EXERCISE DIRECTIONS: Reproduce the entries word for word, and omit any picture you find in them.

SUPPLIED ENTRIES:
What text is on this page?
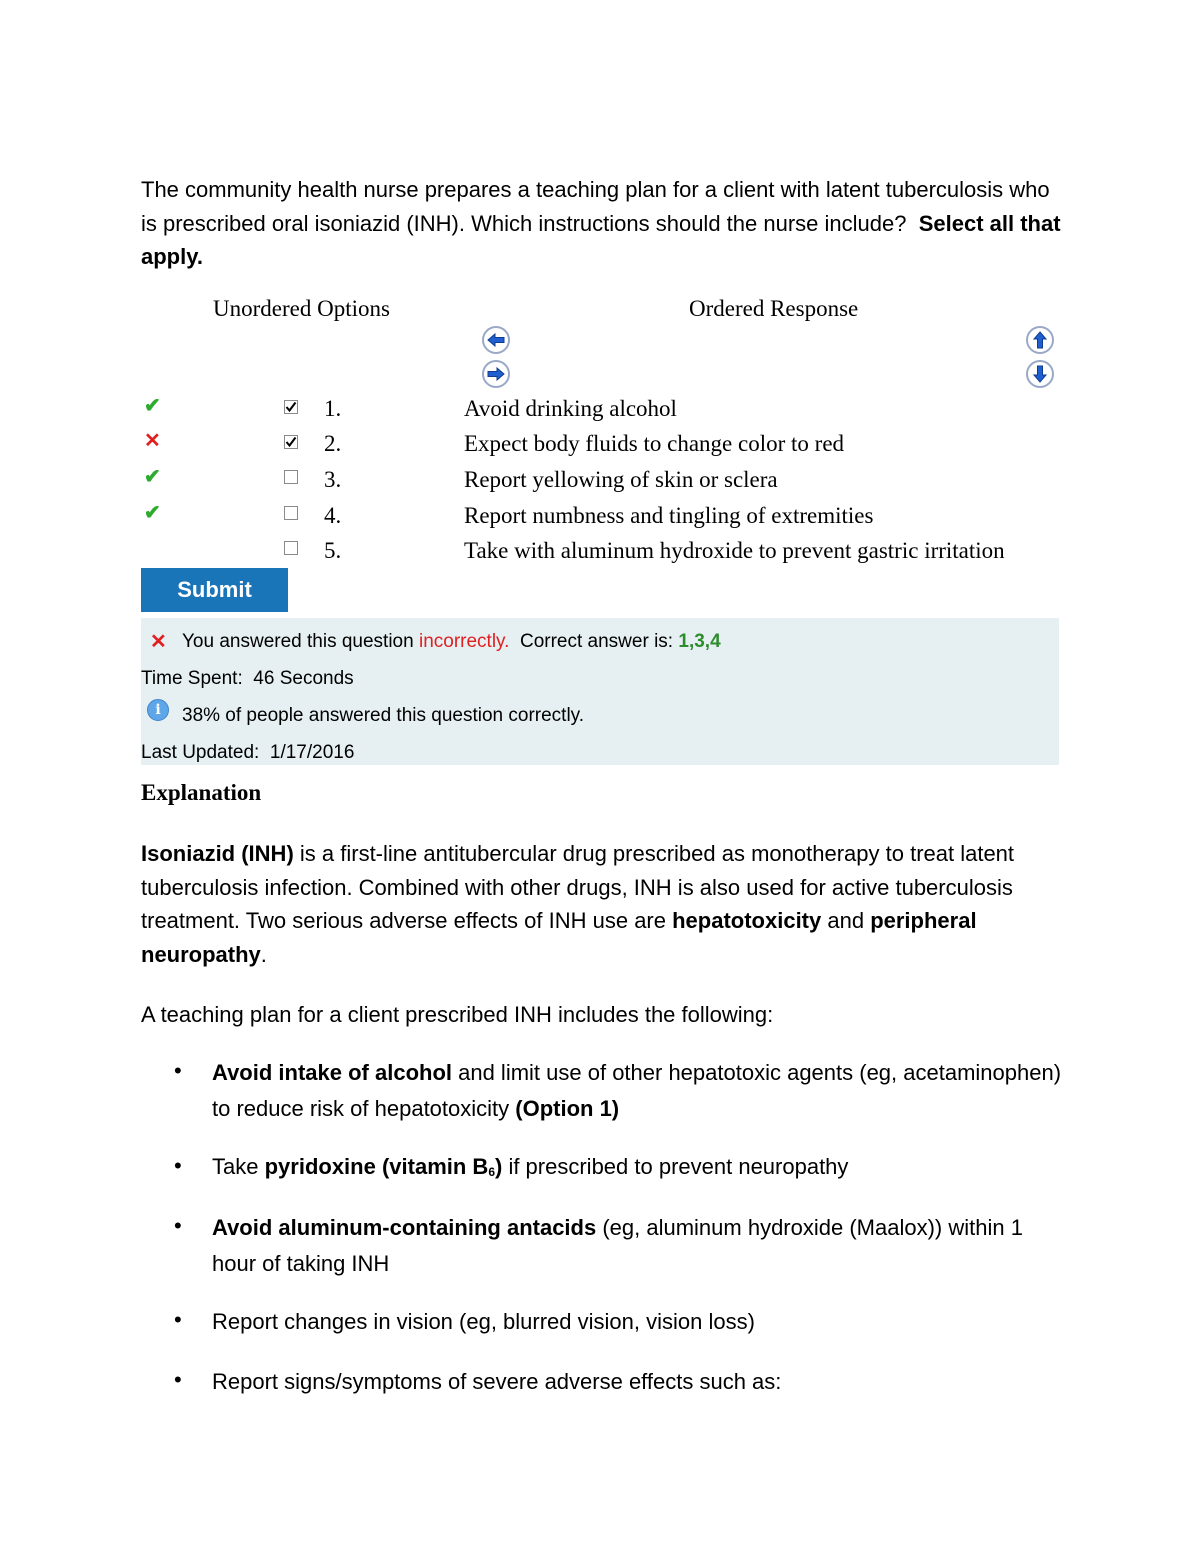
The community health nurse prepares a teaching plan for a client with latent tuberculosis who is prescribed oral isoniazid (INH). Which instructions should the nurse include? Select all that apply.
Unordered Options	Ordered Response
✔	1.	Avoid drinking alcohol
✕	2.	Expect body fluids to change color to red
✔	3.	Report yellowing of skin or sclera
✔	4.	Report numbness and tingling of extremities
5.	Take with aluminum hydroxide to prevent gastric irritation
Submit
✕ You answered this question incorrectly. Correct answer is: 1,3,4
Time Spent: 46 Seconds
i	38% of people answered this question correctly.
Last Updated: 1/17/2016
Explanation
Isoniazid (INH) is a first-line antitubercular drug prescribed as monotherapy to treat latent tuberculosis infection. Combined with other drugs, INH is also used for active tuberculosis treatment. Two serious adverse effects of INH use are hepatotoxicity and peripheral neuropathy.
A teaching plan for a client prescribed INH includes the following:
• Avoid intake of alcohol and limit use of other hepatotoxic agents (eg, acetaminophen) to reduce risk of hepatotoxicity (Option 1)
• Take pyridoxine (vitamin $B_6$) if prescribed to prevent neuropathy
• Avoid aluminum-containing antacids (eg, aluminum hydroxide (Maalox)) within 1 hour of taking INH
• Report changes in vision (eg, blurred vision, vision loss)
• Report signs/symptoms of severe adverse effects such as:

ANSWER TO THIS EXERCISE:
What text is on this page?
The community health nurse prepares a teaching plan for a client with latent tuberculosis who is prescribed oral isoniazid (INH). Which instructions should the nurse include? Select all that apply.
Unordered Options	Ordered Response
✔	1.	Avoid drinking alcohol
✕	2.	Expect body fluids to change color to red
✔	3.	Report yellowing of skin or sclera
✔	4.	Report numbness and tingling of extremities
5.	Take with aluminum hydroxide to prevent gastric irritation
Submit
✕ You answered this question incorrectly. Correct answer is: 1,3,4
Time Spent: 46 Seconds
i	38% of people answered this question correctly.
Last Updated: 1/17/2016
Explanation
Isoniazid (INH) is a first-line antitubercular drug prescribed as monotherapy to treat latent tuberculosis infection. Combined with other drugs, INH is also used for active tuberculosis treatment. Two serious adverse effects of INH use are hepatotoxicity and peripheral neuropathy.
A teaching plan for a client prescribed INH includes the following:
• Avoid intake of alcohol and limit use of other hepatotoxic agents (eg, acetaminophen) to reduce risk of hepatotoxicity (Option 1)
• Take pyridoxine (vitamin $B_6$) if prescribed to prevent neuropathy
• Avoid aluminum-containing antacids (eg, aluminum hydroxide (Maalox)) within 1 hour of taking INH
• Report changes in vision (eg, blurred vision, vision loss)
• Report signs/symptoms of severe adverse effects such as:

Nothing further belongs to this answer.